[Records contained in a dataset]
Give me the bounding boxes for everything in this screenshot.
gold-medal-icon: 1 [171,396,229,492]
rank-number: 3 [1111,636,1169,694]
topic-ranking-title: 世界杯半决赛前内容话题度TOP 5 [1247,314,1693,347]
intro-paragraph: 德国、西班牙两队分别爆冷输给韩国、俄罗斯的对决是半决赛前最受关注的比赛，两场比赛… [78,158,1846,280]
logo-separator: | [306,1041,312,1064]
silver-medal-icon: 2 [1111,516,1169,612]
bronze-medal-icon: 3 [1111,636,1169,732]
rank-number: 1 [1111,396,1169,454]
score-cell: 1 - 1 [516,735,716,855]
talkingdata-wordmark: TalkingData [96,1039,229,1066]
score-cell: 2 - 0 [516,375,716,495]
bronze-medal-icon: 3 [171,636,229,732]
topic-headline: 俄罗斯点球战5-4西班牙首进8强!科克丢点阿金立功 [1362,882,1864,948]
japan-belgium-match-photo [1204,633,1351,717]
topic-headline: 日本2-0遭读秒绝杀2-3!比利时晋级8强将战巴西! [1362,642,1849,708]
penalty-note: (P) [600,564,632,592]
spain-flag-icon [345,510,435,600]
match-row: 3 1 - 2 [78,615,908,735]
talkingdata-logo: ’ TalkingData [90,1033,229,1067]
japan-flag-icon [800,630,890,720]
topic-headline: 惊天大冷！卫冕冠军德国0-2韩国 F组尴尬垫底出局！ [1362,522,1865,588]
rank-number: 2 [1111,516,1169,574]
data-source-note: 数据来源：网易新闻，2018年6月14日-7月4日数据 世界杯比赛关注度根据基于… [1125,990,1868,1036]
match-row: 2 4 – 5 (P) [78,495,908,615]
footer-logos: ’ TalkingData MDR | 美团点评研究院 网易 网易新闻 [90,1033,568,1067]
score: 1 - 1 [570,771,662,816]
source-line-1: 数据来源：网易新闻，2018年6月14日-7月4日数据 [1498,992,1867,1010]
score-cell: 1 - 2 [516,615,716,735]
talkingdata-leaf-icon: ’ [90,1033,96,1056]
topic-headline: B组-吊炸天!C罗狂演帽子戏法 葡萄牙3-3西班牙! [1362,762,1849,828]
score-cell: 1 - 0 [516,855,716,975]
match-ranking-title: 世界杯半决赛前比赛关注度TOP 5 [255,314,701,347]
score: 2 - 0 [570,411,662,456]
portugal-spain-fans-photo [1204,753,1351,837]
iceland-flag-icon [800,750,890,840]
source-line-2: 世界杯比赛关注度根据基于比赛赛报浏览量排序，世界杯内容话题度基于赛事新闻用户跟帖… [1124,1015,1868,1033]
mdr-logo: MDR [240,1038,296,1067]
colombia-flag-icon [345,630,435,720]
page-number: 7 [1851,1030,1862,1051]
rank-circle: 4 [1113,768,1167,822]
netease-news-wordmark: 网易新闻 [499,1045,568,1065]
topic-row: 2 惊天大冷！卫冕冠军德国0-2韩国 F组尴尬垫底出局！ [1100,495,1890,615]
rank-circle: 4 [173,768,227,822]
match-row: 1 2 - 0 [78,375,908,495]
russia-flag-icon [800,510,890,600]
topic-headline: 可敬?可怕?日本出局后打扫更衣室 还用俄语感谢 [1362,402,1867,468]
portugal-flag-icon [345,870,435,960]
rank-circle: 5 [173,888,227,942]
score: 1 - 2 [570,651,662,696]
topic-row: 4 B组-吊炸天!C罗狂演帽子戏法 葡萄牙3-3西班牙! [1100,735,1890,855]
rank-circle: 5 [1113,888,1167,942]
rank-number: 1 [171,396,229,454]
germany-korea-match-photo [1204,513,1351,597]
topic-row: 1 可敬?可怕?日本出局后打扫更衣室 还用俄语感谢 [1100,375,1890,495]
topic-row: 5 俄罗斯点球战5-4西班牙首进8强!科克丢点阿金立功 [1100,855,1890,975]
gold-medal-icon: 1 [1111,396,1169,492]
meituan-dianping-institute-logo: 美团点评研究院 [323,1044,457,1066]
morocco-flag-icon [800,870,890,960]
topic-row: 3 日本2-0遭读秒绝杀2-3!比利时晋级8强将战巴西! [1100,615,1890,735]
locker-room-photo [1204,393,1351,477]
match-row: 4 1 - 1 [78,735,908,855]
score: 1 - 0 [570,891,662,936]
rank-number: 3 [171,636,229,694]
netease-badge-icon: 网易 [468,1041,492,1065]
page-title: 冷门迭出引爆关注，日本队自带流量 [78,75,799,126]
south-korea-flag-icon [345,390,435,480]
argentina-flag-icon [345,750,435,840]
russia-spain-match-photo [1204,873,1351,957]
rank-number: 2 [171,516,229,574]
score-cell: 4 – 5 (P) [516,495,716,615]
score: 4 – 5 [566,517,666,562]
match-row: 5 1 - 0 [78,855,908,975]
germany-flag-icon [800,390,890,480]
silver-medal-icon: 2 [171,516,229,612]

- Request: Update the records by replacing every "flag-icon" with "flag-emblem", leaving all other text unchanged.

- Answer to this problem:
Give me the bounding boxes for everything in this screenshot.
gold-medal-icon: 1 [171,396,229,492]
rank-number: 3 [1111,636,1169,694]
topic-ranking-title: 世界杯半决赛前内容话题度TOP 5 [1247,314,1693,347]
intro-paragraph: 德国、西班牙两队分别爆冷输给韩国、俄罗斯的对决是半决赛前最受关注的比赛，两场比赛… [78,158,1846,280]
logo-separator: | [306,1041,312,1064]
silver-medal-icon: 2 [1111,516,1169,612]
bronze-medal-icon: 3 [1111,636,1169,732]
rank-number: 1 [1111,396,1169,454]
score-cell: 1 - 1 [516,735,716,855]
talkingdata-wordmark: TalkingData [96,1039,229,1066]
score-cell: 2 - 0 [516,375,716,495]
bronze-medal-icon: 3 [171,636,229,732]
topic-headline: 俄罗斯点球战5-4西班牙首进8强!科克丢点阿金立功 [1362,882,1864,948]
japan-belgium-match-photo [1204,633,1351,717]
topic-headline: 日本2-0遭读秒绝杀2-3!比利时晋级8强将战巴西! [1362,642,1849,708]
penalty-note: (P) [600,564,632,592]
spain-flag-emblem [345,510,435,600]
match-row: 3 1 - 2 [78,615,908,735]
talkingdata-logo: ’ TalkingData [90,1033,229,1067]
japan-flag-emblem [800,630,890,720]
topic-headline: 惊天大冷！卫冕冠军德国0-2韩国 F组尴尬垫底出局！ [1362,522,1865,588]
rank-number: 2 [1111,516,1169,574]
data-source-note: 数据来源：网易新闻，2018年6月14日-7月4日数据 世界杯比赛关注度根据基于… [1125,990,1868,1036]
match-row: 2 4 – 5 (P) [78,495,908,615]
footer-logos: ’ TalkingData MDR | 美团点评研究院 网易 网易新闻 [90,1033,568,1067]
score: 1 - 1 [570,771,662,816]
source-line-1: 数据来源：网易新闻，2018年6月14日-7月4日数据 [1498,992,1867,1010]
score-cell: 1 - 2 [516,615,716,735]
talkingdata-leaf-icon: ’ [90,1033,96,1056]
topic-headline: B组-吊炸天!C罗狂演帽子戏法 葡萄牙3-3西班牙! [1362,762,1849,828]
score-cell: 1 - 0 [516,855,716,975]
match-ranking-title: 世界杯半决赛前比赛关注度TOP 5 [255,314,701,347]
score: 2 - 0 [570,411,662,456]
portugal-spain-fans-photo [1204,753,1351,837]
iceland-flag-emblem [800,750,890,840]
source-line-2: 世界杯比赛关注度根据基于比赛赛报浏览量排序，世界杯内容话题度基于赛事新闻用户跟帖… [1124,1015,1868,1033]
mdr-logo: MDR [240,1038,296,1067]
colombia-flag-emblem [345,630,435,720]
page-number: 7 [1851,1030,1862,1051]
rank-circle: 4 [1113,768,1167,822]
netease-news-wordmark: 网易新闻 [499,1045,568,1065]
topic-row: 2 惊天大冷！卫冕冠军德国0-2韩国 F组尴尬垫底出局！ [1100,495,1890,615]
rank-circle: 4 [173,768,227,822]
match-row: 1 2 - 0 [78,375,908,495]
russia-flag-emblem [800,510,890,600]
topic-headline: 可敬?可怕?日本出局后打扫更衣室 还用俄语感谢 [1362,402,1867,468]
portugal-flag-emblem [345,870,435,960]
rank-circle: 5 [173,888,227,942]
score: 1 - 2 [570,651,662,696]
topic-row: 4 B组-吊炸天!C罗狂演帽子戏法 葡萄牙3-3西班牙! [1100,735,1890,855]
rank-circle: 5 [1113,888,1167,942]
rank-number: 1 [171,396,229,454]
germany-korea-match-photo [1204,513,1351,597]
topic-row: 1 可敬?可怕?日本出局后打扫更衣室 还用俄语感谢 [1100,375,1890,495]
topic-row: 5 俄罗斯点球战5-4西班牙首进8强!科克丢点阿金立功 [1100,855,1890,975]
gold-medal-icon: 1 [1111,396,1169,492]
meituan-dianping-institute-logo: 美团点评研究院 [323,1044,457,1066]
morocco-flag-emblem [800,870,890,960]
topic-row: 3 日本2-0遭读秒绝杀2-3!比利时晋级8强将战巴西! [1100,615,1890,735]
locker-room-photo [1204,393,1351,477]
match-row: 4 1 - 1 [78,735,908,855]
score: 1 - 0 [570,891,662,936]
rank-number: 3 [171,636,229,694]
netease-badge-icon: 网易 [468,1041,492,1065]
page-title: 冷门迭出引爆关注，日本队自带流量 [78,75,799,126]
south-korea-flag-emblem [345,390,435,480]
argentina-flag-emblem [345,750,435,840]
russia-spain-match-photo [1204,873,1351,957]
rank-number: 2 [171,516,229,574]
score-cell: 4 – 5 (P) [516,495,716,615]
score: 4 – 5 [566,517,666,562]
match-row: 5 1 - 0 [78,855,908,975]
germany-flag-emblem [800,390,890,480]
silver-medal-icon: 2 [171,516,229,612]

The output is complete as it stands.